### Prompt:
The exercise asks you to copy every line below in which "name" appears.

Entries from a dataset:
══════

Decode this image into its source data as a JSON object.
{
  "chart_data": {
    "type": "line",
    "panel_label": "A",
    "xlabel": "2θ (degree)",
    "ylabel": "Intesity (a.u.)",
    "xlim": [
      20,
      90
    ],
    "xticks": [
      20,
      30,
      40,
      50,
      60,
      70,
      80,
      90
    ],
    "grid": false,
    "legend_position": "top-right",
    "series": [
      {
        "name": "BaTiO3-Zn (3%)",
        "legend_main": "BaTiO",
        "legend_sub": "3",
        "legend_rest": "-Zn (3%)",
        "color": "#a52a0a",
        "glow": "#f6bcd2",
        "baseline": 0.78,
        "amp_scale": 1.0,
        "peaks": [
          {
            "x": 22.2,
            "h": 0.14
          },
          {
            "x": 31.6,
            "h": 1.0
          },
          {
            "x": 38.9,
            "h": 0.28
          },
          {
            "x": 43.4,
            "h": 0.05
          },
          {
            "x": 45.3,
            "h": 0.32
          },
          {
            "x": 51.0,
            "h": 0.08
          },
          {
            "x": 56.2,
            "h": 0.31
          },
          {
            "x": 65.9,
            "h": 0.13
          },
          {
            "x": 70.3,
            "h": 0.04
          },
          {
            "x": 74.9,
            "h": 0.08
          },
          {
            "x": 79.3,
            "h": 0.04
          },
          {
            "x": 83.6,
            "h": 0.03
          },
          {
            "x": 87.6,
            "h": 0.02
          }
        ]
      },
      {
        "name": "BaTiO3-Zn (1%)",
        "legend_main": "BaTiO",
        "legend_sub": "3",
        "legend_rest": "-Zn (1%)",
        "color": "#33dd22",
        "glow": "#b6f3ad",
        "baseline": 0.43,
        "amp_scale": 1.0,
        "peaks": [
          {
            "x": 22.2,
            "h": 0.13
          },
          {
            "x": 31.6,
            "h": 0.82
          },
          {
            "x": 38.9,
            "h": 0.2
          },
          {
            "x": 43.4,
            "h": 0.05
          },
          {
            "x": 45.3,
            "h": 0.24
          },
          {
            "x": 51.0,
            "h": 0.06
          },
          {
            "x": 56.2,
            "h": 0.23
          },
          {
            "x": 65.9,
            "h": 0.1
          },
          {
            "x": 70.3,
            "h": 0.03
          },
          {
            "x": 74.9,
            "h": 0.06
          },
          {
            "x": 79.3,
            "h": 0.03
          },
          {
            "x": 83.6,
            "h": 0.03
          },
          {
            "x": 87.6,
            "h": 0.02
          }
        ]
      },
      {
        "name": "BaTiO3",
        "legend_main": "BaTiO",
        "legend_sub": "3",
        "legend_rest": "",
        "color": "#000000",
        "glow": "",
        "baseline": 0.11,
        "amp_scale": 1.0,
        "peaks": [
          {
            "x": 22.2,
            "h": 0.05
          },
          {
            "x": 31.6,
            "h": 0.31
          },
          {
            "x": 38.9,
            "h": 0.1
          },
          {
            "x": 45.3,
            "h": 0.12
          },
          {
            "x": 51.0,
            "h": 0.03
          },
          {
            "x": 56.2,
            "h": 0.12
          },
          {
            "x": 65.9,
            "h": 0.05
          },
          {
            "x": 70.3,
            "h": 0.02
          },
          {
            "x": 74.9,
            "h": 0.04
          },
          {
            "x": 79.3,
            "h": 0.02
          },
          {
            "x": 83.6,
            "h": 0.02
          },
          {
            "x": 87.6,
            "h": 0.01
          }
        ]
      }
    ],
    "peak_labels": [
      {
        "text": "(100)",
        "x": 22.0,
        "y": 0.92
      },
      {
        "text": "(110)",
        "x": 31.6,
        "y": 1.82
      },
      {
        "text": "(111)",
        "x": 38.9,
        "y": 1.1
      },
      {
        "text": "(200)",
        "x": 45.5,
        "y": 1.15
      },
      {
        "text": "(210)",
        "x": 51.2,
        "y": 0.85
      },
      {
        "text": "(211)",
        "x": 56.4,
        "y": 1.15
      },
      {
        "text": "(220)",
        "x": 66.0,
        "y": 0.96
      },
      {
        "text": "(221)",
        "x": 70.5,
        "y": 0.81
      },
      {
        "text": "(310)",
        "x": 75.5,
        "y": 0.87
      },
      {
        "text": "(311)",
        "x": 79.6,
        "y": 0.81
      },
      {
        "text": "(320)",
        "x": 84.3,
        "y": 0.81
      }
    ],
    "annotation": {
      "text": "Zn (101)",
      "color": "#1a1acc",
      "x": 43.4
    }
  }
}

══════

### Task answer:
        "name": "BaTiO3-Zn (3%)",
        "name": "BaTiO3-Zn (1%)",
        "name": "BaTiO3",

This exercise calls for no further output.